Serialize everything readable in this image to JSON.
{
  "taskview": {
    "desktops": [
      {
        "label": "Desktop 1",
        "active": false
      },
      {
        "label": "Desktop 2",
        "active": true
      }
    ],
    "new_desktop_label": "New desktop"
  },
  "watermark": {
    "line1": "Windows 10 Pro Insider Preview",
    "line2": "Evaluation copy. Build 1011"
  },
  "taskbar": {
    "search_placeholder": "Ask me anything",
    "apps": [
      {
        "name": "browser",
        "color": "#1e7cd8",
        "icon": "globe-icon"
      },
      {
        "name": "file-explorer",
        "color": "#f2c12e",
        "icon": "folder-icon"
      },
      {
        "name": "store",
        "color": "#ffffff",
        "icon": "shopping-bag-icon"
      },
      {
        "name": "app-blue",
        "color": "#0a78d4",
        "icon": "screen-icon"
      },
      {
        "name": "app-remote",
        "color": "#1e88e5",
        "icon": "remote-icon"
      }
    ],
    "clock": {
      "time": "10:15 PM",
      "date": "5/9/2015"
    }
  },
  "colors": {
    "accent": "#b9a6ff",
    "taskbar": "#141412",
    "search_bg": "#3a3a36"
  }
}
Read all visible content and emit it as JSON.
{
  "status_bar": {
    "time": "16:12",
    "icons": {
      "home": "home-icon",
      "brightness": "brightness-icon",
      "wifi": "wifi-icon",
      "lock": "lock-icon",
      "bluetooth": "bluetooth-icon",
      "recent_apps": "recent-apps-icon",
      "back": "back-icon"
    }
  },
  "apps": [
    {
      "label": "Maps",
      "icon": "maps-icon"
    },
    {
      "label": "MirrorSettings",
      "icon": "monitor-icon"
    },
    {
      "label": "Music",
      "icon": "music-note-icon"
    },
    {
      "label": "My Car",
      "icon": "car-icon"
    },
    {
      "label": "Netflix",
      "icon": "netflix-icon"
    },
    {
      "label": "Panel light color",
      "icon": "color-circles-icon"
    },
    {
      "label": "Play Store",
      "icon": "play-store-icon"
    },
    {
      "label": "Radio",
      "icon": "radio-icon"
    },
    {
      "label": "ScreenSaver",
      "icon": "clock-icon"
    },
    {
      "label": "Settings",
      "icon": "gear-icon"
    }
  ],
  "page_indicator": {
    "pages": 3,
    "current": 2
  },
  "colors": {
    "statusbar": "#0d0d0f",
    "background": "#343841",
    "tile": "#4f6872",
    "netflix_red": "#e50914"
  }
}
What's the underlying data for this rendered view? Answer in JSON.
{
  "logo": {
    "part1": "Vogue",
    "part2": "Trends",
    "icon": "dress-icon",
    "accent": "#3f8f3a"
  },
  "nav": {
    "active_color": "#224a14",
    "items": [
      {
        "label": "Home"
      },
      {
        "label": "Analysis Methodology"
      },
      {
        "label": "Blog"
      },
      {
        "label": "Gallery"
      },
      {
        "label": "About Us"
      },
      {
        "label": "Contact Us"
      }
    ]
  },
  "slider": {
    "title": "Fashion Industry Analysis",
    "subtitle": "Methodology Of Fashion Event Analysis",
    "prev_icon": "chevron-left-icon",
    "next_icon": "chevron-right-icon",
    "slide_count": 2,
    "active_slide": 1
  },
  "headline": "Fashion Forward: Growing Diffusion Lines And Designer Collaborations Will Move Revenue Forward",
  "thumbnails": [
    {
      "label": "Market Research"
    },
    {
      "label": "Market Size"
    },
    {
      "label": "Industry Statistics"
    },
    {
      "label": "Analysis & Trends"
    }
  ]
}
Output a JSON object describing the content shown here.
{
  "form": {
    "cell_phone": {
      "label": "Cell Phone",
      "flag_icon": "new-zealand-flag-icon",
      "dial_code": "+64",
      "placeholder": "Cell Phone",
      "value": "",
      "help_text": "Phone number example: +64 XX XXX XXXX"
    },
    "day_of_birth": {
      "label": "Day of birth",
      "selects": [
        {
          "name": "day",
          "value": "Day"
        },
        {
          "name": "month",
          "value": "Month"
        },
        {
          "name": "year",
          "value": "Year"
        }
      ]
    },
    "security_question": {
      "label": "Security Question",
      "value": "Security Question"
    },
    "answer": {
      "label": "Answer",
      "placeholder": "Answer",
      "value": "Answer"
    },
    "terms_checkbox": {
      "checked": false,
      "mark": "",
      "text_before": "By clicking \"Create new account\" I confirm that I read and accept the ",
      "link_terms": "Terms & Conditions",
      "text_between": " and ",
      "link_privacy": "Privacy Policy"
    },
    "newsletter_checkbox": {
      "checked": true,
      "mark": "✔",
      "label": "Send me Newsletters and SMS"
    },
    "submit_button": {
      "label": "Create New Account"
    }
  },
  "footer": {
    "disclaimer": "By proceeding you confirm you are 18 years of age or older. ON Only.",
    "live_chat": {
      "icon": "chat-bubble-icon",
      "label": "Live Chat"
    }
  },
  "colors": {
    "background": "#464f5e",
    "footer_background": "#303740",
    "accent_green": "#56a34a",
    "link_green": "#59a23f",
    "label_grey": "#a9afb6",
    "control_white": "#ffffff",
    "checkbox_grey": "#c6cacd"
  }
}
^^^^^^^^
(Set task) Every line of the data above should be reproduced word for word.

(The reply)
Serialize everything readable in this image to JSON.
{
  "taskview": {
    "desktops": [
      {
        "label": "Desktop 1",
        "active": false
      },
      {
        "label": "Desktop 2",
        "active": true
      }
    ],
    "new_desktop_label": "New desktop"
  },
  "watermark": {
    "line1": "Windows 10 Pro Insider Preview",
    "line2": "Evaluation copy. Build 1011"
  },
  "taskbar": {
    "search_placeholder": "Ask me anything",
    "apps": [
      {
        "name": "browser",
        "color": "#1e7cd8",
        "icon": "globe-icon"
      },
      {
        "name": "file-explorer",
        "color": "#f2c12e",
        "icon": "folder-icon"
      },
      {
        "name": "store",
        "color": "#ffffff",
        "icon": "shopping-bag-icon"
      },
      {
        "name": "app-blue",
        "color": "#0a78d4",
        "icon": "screen-icon"
      },
      {
        "name": "app-remote",
        "color": "#1e88e5",
        "icon": "remote-icon"
      }
    ],
    "clock": {
      "time": "10:15 PM",
      "date": "5/9/2015"
    }
  },
  "colors": {
    "accent": "#b9a6ff",
    "taskbar": "#141412",
    "search_bg": "#3a3a36"
  }
}
Read all visible content and emit it as JSON.
{
  "status_bar": {
    "time": "16:12",
    "icons": {
      "home": "home-icon",
      "brightness": "brightness-icon",
      "wifi": "wifi-icon",
      "lock": "lock-icon",
      "bluetooth": "bluetooth-icon",
      "recent_apps": "recent-apps-icon",
      "back": "back-icon"
    }
  },
  "apps": [
    {
      "label": "Maps",
      "icon": "maps-icon"
    },
    {
      "label": "MirrorSettings",
      "icon": "monitor-icon"
    },
    {
      "label": "Music",
      "icon": "music-note-icon"
    },
    {
      "label": "My Car",
      "icon": "car-icon"
    },
    {
      "label": "Netflix",
      "icon": "netflix-icon"
    },
    {
      "label": "Panel light color",
      "icon": "color-circles-icon"
    },
    {
      "label": "Play Store",
      "icon": "play-store-icon"
    },
    {
      "label": "Radio",
      "icon": "radio-icon"
    },
    {
      "label": "ScreenSaver",
      "icon": "clock-icon"
    },
    {
      "label": "Settings",
      "icon": "gear-icon"
    }
  ],
  "page_indicator": {
    "pages": 3,
    "current": 2
  },
  "colors": {
    "statusbar": "#0d0d0f",
    "background": "#343841",
    "tile": "#4f6872",
    "netflix_red": "#e50914"
  }
}
What's the underlying data for this rendered view? Answer in JSON.
{
  "logo": {
    "part1": "Vogue",
    "part2": "Trends",
    "icon": "dress-icon",
    "accent": "#3f8f3a"
  },
  "nav": {
    "active_color": "#224a14",
    "items": [
      {
        "label": "Home"
      },
      {
        "label": "Analysis Methodology"
      },
      {
        "label": "Blog"
      },
      {
        "label": "Gallery"
      },
      {
        "label": "About Us"
      },
      {
        "label": "Contact Us"
      }
    ]
  },
  "slider": {
    "title": "Fashion Industry Analysis",
    "subtitle": "Methodology Of Fashion Event Analysis",
    "prev_icon": "chevron-left-icon",
    "next_icon": "chevron-right-icon",
    "slide_count": 2,
    "active_slide": 1
  },
  "headline": "Fashion Forward: Growing Diffusion Lines And Designer Collaborations Will Move Revenue Forward",
  "thumbnails": [
    {
      "label": "Market Research"
    },
    {
      "label": "Market Size"
    },
    {
      "label": "Industry Statistics"
    },
    {
      "label": "Analysis & Trends"
    }
  ]
}
Output a JSON object describing the content shown here.
{
  "form": {
    "cell_phone": {
      "label": "Cell Phone",
      "flag_icon": "new-zealand-flag-icon",
      "dial_code": "+64",
      "placeholder": "Cell Phone",
      "value": "",
      "help_text": "Phone number example: +64 XX XXX XXXX"
    },
    "day_of_birth": {
      "label": "Day of birth",
      "selects": [
        {
          "name": "day",
          "value": "Day"
        },
        {
          "name": "month",
          "value": "Month"
        },
        {
          "name": "year",
          "value": "Year"
        }
      ]
    },
    "security_question": {
      "label": "Security Question",
      "value": "Security Question"
    },
    "answer": {
      "label": "Answer",
      "placeholder": "Answer",
      "value": "Answer"
    },
    "terms_checkbox": {
      "checked": false,
      "mark": "",
      "text_before": "By clicking \"Create new account\" I confirm that I read and accept the ",
      "link_terms": "Terms & Conditions",
      "text_between": " and ",
      "link_privacy": "Privacy Policy"
    },
    "newsletter_checkbox": {
      "checked": true,
      "mark": "✔",
      "label": "Send me Newsletters and SMS"
    },
    "submit_button": {
      "label": "Create New Account"
    }
  },
  "footer": {
    "disclaimer": "By proceeding you confirm you are 18 years of age or older. ON Only.",
    "live_chat": {
      "icon": "chat-bubble-icon",
      "label": "Live Chat"
    }
  },
  "colors": {
    "background": "#464f5e",
    "footer_background": "#303740",
    "accent_green": "#56a34a",
    "link_green": "#59a23f",
    "label_grey": "#a9afb6",
    "control_white": "#ffffff",
    "checkbox_grey": "#c6cacd"
  }
}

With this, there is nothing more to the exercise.